_WHAT IS REQUIRED_
Keep only the lines that hold the string "Centro", filtering out the rest of the entries below.

-- START OF DATASET ROWS --

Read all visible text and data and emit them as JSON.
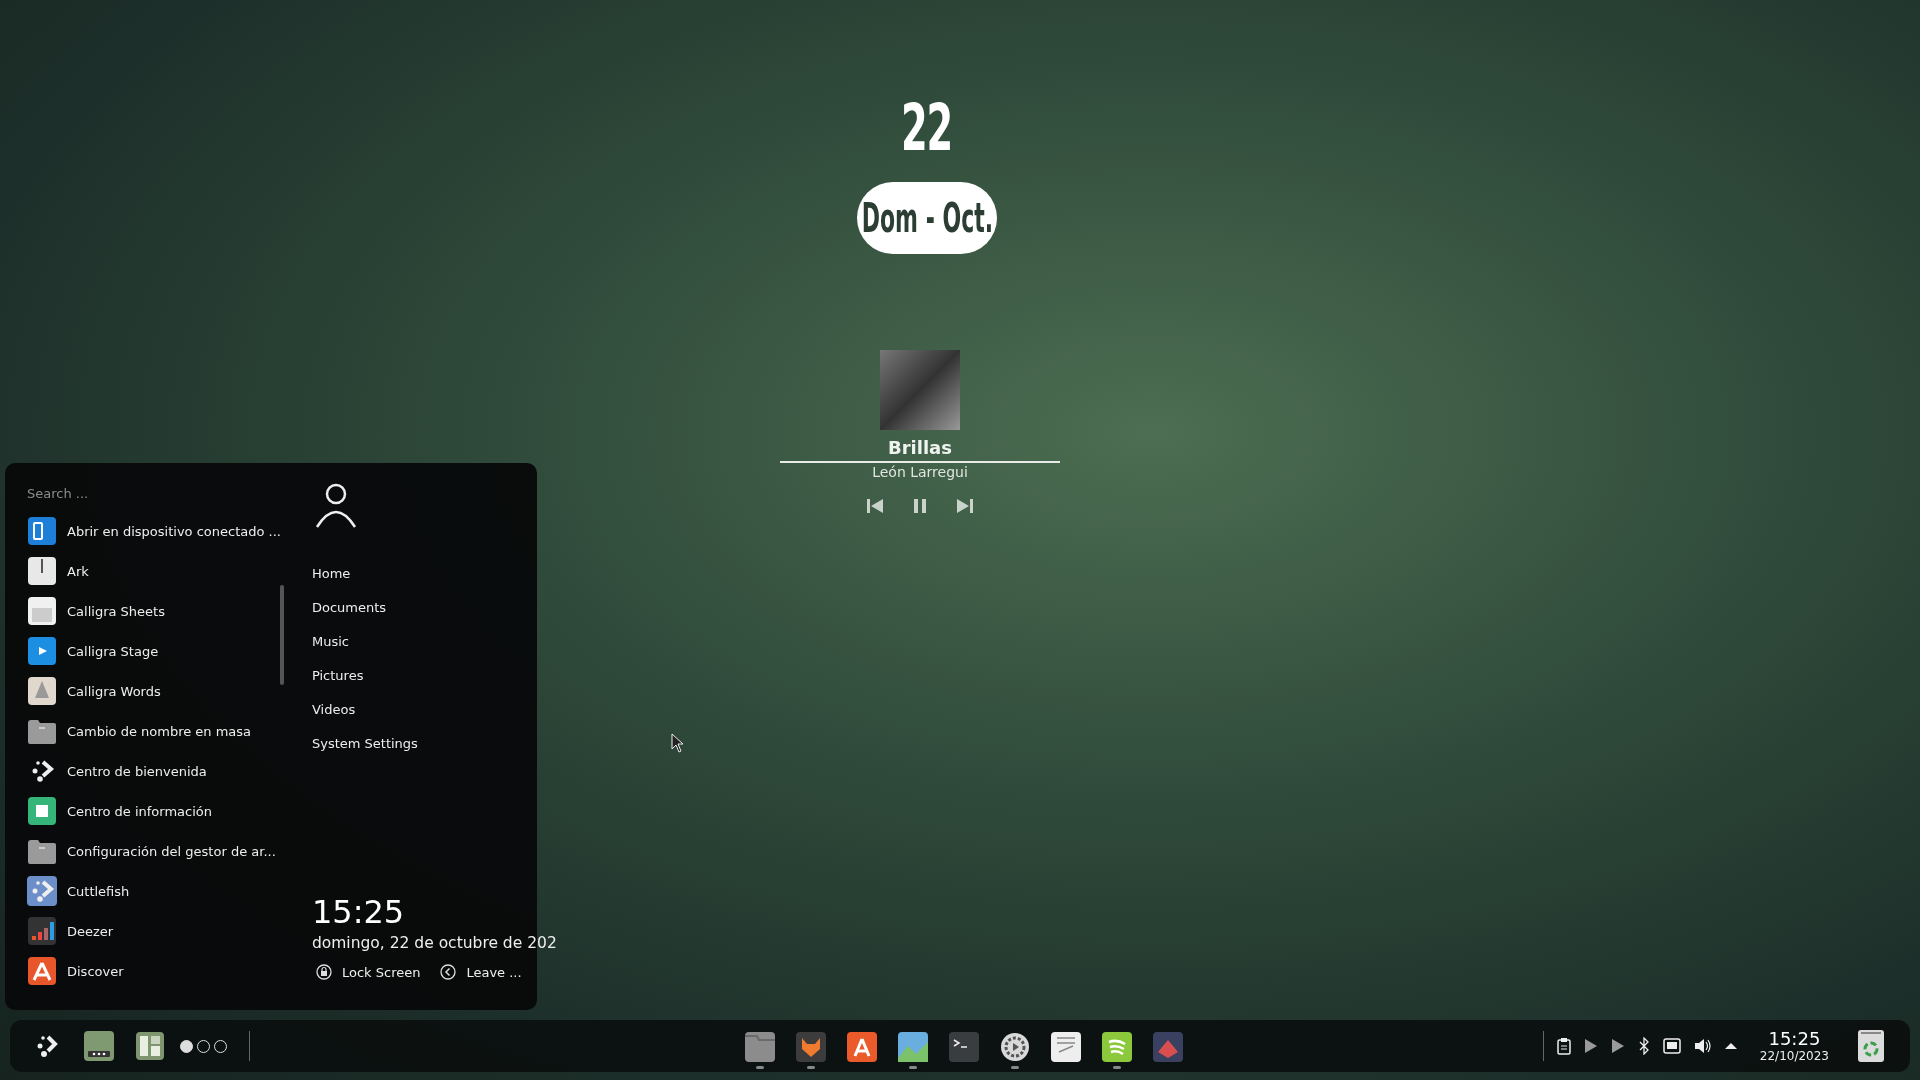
{
  "date_widget": {
    "day": "22",
    "weekday_month": "Dom - Oct."
  },
  "media_player": {
    "title": "Brillas",
    "artist": "León Larregui",
    "playing": true
  },
  "menu": {
    "search": {
      "placeholder": "Search ..."
    },
    "apps": [
      {
        "label": "Abrir en dispositivo conectado ..."
      },
      {
        "label": "Ark"
      },
      {
        "label": "Calligra Sheets"
      },
      {
        "label": "Calligra Stage"
      },
      {
        "label": "Calligra Words"
      },
      {
        "label": "Cambio de nombre en masa"
      },
      {
        "label": "Centro de bienvenida"
      },
      {
        "label": "Centro de información"
      },
      {
        "label": "Configuración del gestor de ar..."
      },
      {
        "label": "Cuttlefish"
      },
      {
        "label": "Deezer"
      },
      {
        "label": "Discover"
      }
    ],
    "places": [
      "Home",
      "Documents",
      "Music",
      "Pictures",
      "Videos",
      "System Settings"
    ],
    "time": "15:25",
    "date": "domingo, 22 de octubre de 202",
    "actions": [
      {
        "kind": "lock",
        "label": "Lock Screen"
      },
      {
        "kind": "leave",
        "label": "Leave ..."
      }
    ]
  },
  "taskbar": {
    "desktops": [
      {
        "selected": true
      },
      {
        "selected": false
      },
      {
        "selected": false
      }
    ],
    "tasks": [
      {
        "running": true
      },
      {
        "running": true
      },
      {
        "running": false
      },
      {
        "running": true
      },
      {
        "running": false
      },
      {
        "running": true
      },
      {
        "running": false
      },
      {
        "running": true
      },
      {
        "running": false
      }
    ],
    "clock": {
      "time": "15:25",
      "date": "22/10/2023"
    }
  }
}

-- END OF DATASET ROWS --

_RESULT_
        "label": "Centro de bienvenida"
        "label": "Centro de información"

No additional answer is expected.